### Problem to work on:
Retype the whole listing verbatim and keep the pictures out of it.

Figure record listings:
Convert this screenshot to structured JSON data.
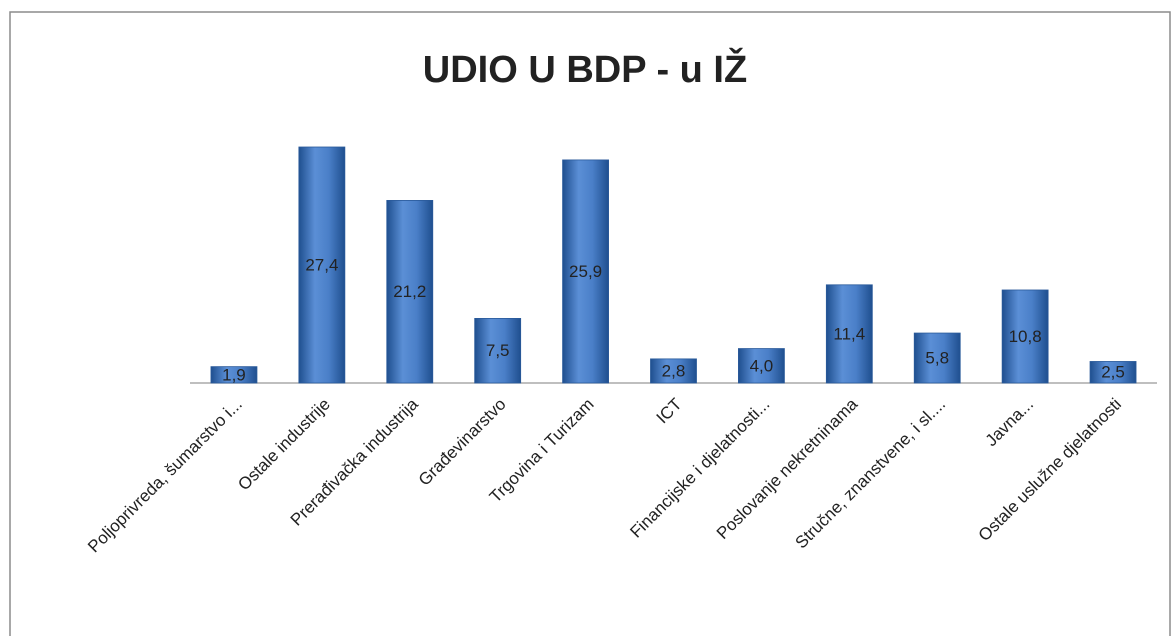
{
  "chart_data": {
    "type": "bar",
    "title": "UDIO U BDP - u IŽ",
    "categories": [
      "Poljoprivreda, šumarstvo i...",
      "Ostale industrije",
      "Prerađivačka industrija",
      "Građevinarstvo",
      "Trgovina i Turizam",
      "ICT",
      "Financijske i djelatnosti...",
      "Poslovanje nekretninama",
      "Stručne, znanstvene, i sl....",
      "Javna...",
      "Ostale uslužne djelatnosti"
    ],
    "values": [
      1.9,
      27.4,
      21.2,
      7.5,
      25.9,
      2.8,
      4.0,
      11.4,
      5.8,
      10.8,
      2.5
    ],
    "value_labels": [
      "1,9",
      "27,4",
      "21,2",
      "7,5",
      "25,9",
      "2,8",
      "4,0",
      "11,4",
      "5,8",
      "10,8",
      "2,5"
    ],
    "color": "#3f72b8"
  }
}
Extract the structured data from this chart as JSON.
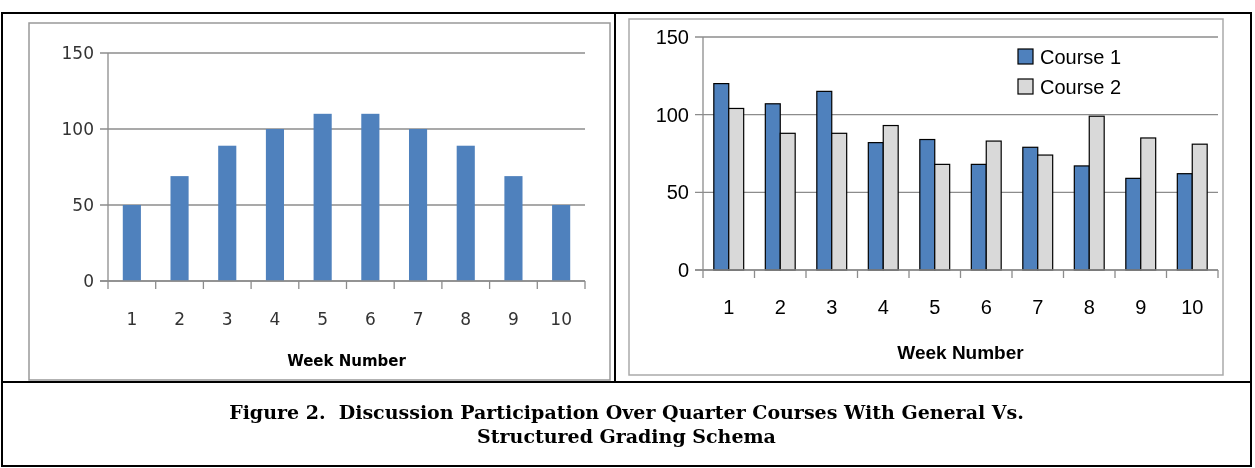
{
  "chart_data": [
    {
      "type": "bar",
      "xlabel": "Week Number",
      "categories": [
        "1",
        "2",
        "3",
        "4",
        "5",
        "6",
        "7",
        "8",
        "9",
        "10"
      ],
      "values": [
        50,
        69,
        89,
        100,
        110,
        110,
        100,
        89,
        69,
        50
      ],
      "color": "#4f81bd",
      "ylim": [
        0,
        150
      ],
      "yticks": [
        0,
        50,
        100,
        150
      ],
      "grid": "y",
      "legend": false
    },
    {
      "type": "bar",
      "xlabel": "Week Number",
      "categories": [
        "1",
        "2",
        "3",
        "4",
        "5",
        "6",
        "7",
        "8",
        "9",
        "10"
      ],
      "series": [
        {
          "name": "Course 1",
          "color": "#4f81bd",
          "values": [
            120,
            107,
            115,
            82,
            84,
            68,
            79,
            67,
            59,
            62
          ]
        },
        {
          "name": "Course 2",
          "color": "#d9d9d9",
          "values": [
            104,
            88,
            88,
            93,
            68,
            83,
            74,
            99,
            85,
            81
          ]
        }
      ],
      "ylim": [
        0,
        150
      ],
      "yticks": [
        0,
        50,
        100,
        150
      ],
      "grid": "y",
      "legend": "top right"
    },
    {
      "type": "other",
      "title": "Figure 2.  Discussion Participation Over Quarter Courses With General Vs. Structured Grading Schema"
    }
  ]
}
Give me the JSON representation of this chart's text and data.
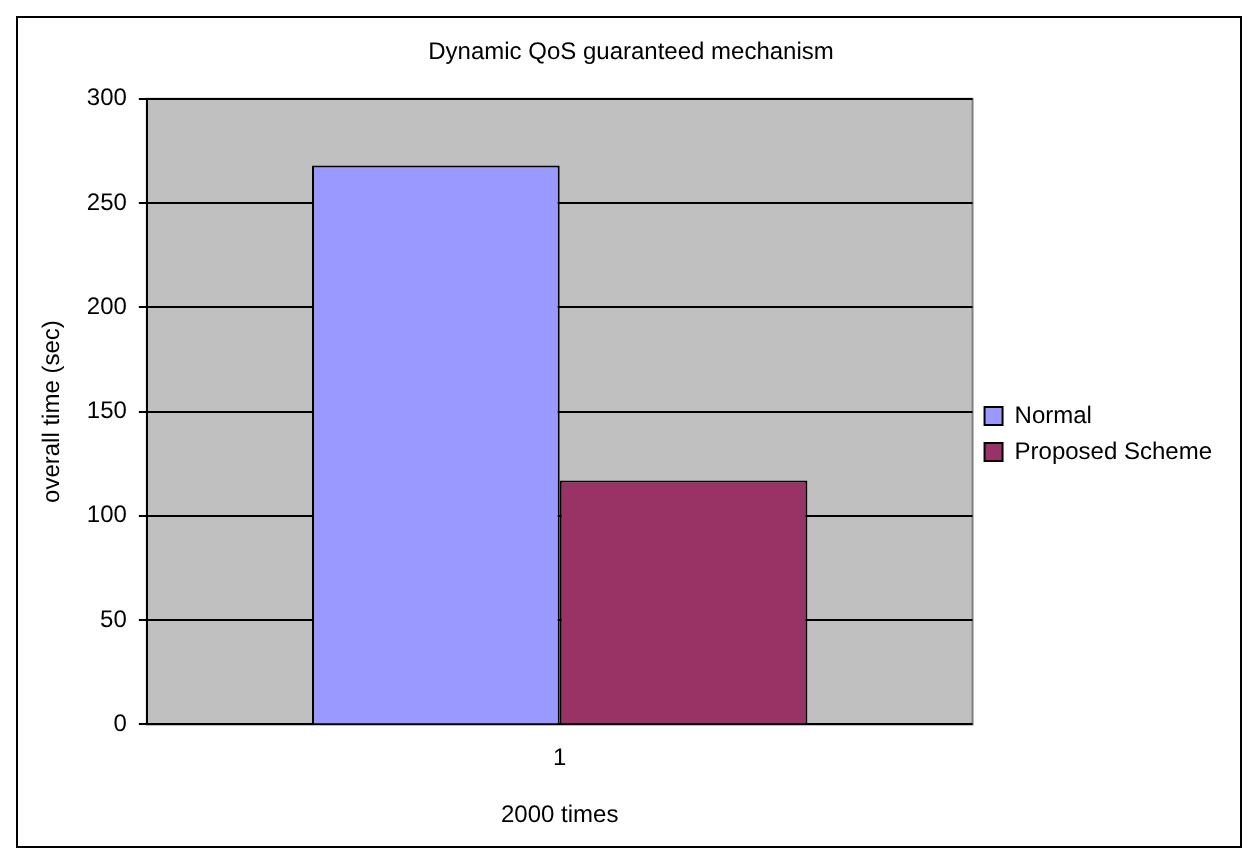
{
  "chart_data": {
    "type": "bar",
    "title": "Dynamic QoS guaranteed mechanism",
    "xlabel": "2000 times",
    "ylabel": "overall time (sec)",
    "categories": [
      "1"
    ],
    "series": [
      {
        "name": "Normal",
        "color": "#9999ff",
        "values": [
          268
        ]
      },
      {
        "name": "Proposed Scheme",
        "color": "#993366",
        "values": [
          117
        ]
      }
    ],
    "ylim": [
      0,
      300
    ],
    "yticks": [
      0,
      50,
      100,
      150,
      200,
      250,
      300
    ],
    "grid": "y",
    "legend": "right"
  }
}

### Solution for this exercise:
Convert this screenshot to structured JSON data.
{
  "chart_data": {
    "type": "bar",
    "title": "UDIO U BDP - u IŽ",
    "categories": [
      "Poljoprivreda, šumarstvo i...",
      "Ostale industrije",
      "Prerađivačka industrija",
      "Građevinarstvo",
      "Trgovina i Turizam",
      "ICT",
      "Financijske i djelatnosti...",
      "Poslovanje nekretninama",
      "Stručne, znanstvene, i sl....",
      "Javna...",
      "Ostale uslužne djelatnosti"
    ],
    "values": [
      1.9,
      27.4,
      21.2,
      7.5,
      25.9,
      2.8,
      4.0,
      11.4,
      5.8,
      10.8,
      2.5
    ],
    "value_labels": [
      "1,9",
      "27,4",
      "21,2",
      "7,5",
      "25,9",
      "2,8",
      "4,0",
      "11,4",
      "5,8",
      "10,8",
      "2,5"
    ],
    "color": "#3f72b8"
  }
}
Extract the structured data from this chart as JSON.
{
  "chart_data": [
    {
      "type": "bar",
      "xlabel": "Week Number",
      "categories": [
        "1",
        "2",
        "3",
        "4",
        "5",
        "6",
        "7",
        "8",
        "9",
        "10"
      ],
      "values": [
        50,
        69,
        89,
        100,
        110,
        110,
        100,
        89,
        69,
        50
      ],
      "color": "#4f81bd",
      "ylim": [
        0,
        150
      ],
      "yticks": [
        0,
        50,
        100,
        150
      ],
      "grid": "y",
      "legend": false
    },
    {
      "type": "bar",
      "xlabel": "Week Number",
      "categories": [
        "1",
        "2",
        "3",
        "4",
        "5",
        "6",
        "7",
        "8",
        "9",
        "10"
      ],
      "series": [
        {
          "name": "Course 1",
          "color": "#4f81bd",
          "values": [
            120,
            107,
            115,
            82,
            84,
            68,
            79,
            67,
            59,
            62
          ]
        },
        {
          "name": "Course 2",
          "color": "#d9d9d9",
          "values": [
            104,
            88,
            88,
            93,
            68,
            83,
            74,
            99,
            85,
            81
          ]
        }
      ],
      "ylim": [
        0,
        150
      ],
      "yticks": [
        0,
        50,
        100,
        150
      ],
      "grid": "y",
      "legend": "top right"
    },
    {
      "type": "other",
      "title": "Figure 2.  Discussion Participation Over Quarter Courses With General Vs. Structured Grading Schema"
    }
  ]
}
Give me the JSON representation of this chart's text and data.
{
  "chart_data": {
    "type": "bar",
    "title": "Dynamic QoS guaranteed mechanism",
    "xlabel": "2000 times",
    "ylabel": "overall time (sec)",
    "categories": [
      "1"
    ],
    "series": [
      {
        "name": "Normal",
        "color": "#9999ff",
        "values": [
          268
        ]
      },
      {
        "name": "Proposed Scheme",
        "color": "#993366",
        "values": [
          117
        ]
      }
    ],
    "ylim": [
      0,
      300
    ],
    "yticks": [
      0,
      50,
      100,
      150,
      200,
      250,
      300
    ],
    "grid": "y",
    "legend": "right"
  }
}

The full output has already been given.